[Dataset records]
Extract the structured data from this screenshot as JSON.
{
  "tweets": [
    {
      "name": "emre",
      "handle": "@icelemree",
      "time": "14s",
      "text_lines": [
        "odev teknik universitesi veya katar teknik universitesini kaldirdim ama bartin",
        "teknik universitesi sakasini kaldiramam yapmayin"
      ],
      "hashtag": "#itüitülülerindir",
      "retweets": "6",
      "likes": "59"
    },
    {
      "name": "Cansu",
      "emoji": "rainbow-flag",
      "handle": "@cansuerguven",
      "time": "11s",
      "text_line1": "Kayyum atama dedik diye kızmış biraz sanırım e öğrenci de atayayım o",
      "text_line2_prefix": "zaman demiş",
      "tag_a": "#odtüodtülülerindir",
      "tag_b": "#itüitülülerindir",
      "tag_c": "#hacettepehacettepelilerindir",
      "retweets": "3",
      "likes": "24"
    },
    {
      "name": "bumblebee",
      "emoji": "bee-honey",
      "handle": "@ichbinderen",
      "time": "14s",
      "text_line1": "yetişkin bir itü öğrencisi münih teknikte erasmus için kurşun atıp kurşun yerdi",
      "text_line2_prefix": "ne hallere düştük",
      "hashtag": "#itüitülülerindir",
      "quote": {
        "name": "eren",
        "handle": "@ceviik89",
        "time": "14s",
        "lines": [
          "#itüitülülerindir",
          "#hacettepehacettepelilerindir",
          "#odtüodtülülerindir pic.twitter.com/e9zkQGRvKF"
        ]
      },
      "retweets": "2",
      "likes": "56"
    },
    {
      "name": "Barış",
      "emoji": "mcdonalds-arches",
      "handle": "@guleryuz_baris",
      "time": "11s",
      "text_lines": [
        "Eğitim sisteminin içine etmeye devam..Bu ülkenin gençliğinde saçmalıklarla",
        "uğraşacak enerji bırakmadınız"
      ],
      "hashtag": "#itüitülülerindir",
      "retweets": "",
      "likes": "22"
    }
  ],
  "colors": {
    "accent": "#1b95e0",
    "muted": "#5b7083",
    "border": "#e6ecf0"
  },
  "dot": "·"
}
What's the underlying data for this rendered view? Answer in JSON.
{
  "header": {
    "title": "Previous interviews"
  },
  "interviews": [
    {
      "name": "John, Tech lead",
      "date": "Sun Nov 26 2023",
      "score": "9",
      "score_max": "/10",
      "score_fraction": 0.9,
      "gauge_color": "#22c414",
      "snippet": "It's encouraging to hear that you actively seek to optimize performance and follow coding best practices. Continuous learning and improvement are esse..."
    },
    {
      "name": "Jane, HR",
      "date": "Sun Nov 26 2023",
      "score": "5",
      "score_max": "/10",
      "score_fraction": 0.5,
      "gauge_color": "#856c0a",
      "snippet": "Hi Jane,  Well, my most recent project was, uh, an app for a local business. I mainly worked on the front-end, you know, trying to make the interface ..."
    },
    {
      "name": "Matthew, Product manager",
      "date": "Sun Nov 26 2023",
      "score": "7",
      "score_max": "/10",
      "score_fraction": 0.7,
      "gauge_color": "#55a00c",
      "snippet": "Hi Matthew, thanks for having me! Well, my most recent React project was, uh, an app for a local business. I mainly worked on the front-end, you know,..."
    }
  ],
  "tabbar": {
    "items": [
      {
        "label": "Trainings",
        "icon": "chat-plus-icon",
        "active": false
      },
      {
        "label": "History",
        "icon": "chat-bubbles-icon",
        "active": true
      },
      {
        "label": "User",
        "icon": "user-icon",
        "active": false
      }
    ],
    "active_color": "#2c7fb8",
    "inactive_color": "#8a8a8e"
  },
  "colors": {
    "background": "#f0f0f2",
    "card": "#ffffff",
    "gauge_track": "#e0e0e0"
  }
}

- AIM OF THE TASK:
Write out the material exactly as given.

- EXPECTED ANSWER:
Extract the structured data from this screenshot as JSON.
{
  "tweets": [
    {
      "name": "emre",
      "handle": "@icelemree",
      "time": "14s",
      "text_lines": [
        "odev teknik universitesi veya katar teknik universitesini kaldirdim ama bartin",
        "teknik universitesi sakasini kaldiramam yapmayin"
      ],
      "hashtag": "#itüitülülerindir",
      "retweets": "6",
      "likes": "59"
    },
    {
      "name": "Cansu",
      "emoji": "rainbow-flag",
      "handle": "@cansuerguven",
      "time": "11s",
      "text_line1": "Kayyum atama dedik diye kızmış biraz sanırım e öğrenci de atayayım o",
      "text_line2_prefix": "zaman demiş",
      "tag_a": "#odtüodtülülerindir",
      "tag_b": "#itüitülülerindir",
      "tag_c": "#hacettepehacettepelilerindir",
      "retweets": "3",
      "likes": "24"
    },
    {
      "name": "bumblebee",
      "emoji": "bee-honey",
      "handle": "@ichbinderen",
      "time": "14s",
      "text_line1": "yetişkin bir itü öğrencisi münih teknikte erasmus için kurşun atıp kurşun yerdi",
      "text_line2_prefix": "ne hallere düştük",
      "hashtag": "#itüitülülerindir",
      "quote": {
        "name": "eren",
        "handle": "@ceviik89",
        "time": "14s",
        "lines": [
          "#itüitülülerindir",
          "#hacettepehacettepelilerindir",
          "#odtüodtülülerindir pic.twitter.com/e9zkQGRvKF"
        ]
      },
      "retweets": "2",
      "likes": "56"
    },
    {
      "name": "Barış",
      "emoji": "mcdonalds-arches",
      "handle": "@guleryuz_baris",
      "time": "11s",
      "text_lines": [
        "Eğitim sisteminin içine etmeye devam..Bu ülkenin gençliğinde saçmalıklarla",
        "uğraşacak enerji bırakmadınız"
      ],
      "hashtag": "#itüitülülerindir",
      "retweets": "",
      "likes": "22"
    }
  ],
  "colors": {
    "accent": "#1b95e0",
    "muted": "#5b7083",
    "border": "#e6ecf0"
  },
  "dot": "·"
}
What's the underlying data for this rendered view? Answer in JSON.
{
  "header": {
    "title": "Previous interviews"
  },
  "interviews": [
    {
      "name": "John, Tech lead",
      "date": "Sun Nov 26 2023",
      "score": "9",
      "score_max": "/10",
      "score_fraction": 0.9,
      "gauge_color": "#22c414",
      "snippet": "It's encouraging to hear that you actively seek to optimize performance and follow coding best practices. Continuous learning and improvement are esse..."
    },
    {
      "name": "Jane, HR",
      "date": "Sun Nov 26 2023",
      "score": "5",
      "score_max": "/10",
      "score_fraction": 0.5,
      "gauge_color": "#856c0a",
      "snippet": "Hi Jane,  Well, my most recent project was, uh, an app for a local business. I mainly worked on the front-end, you know, trying to make the interface ..."
    },
    {
      "name": "Matthew, Product manager",
      "date": "Sun Nov 26 2023",
      "score": "7",
      "score_max": "/10",
      "score_fraction": 0.7,
      "gauge_color": "#55a00c",
      "snippet": "Hi Matthew, thanks for having me! Well, my most recent React project was, uh, an app for a local business. I mainly worked on the front-end, you know,..."
    }
  ],
  "tabbar": {
    "items": [
      {
        "label": "Trainings",
        "icon": "chat-plus-icon",
        "active": false
      },
      {
        "label": "History",
        "icon": "chat-bubbles-icon",
        "active": true
      },
      {
        "label": "User",
        "icon": "user-icon",
        "active": false
      }
    ],
    "active_color": "#2c7fb8",
    "inactive_color": "#8a8a8e"
  },
  "colors": {
    "background": "#f0f0f2",
    "card": "#ffffff",
    "gauge_track": "#e0e0e0"
  }
}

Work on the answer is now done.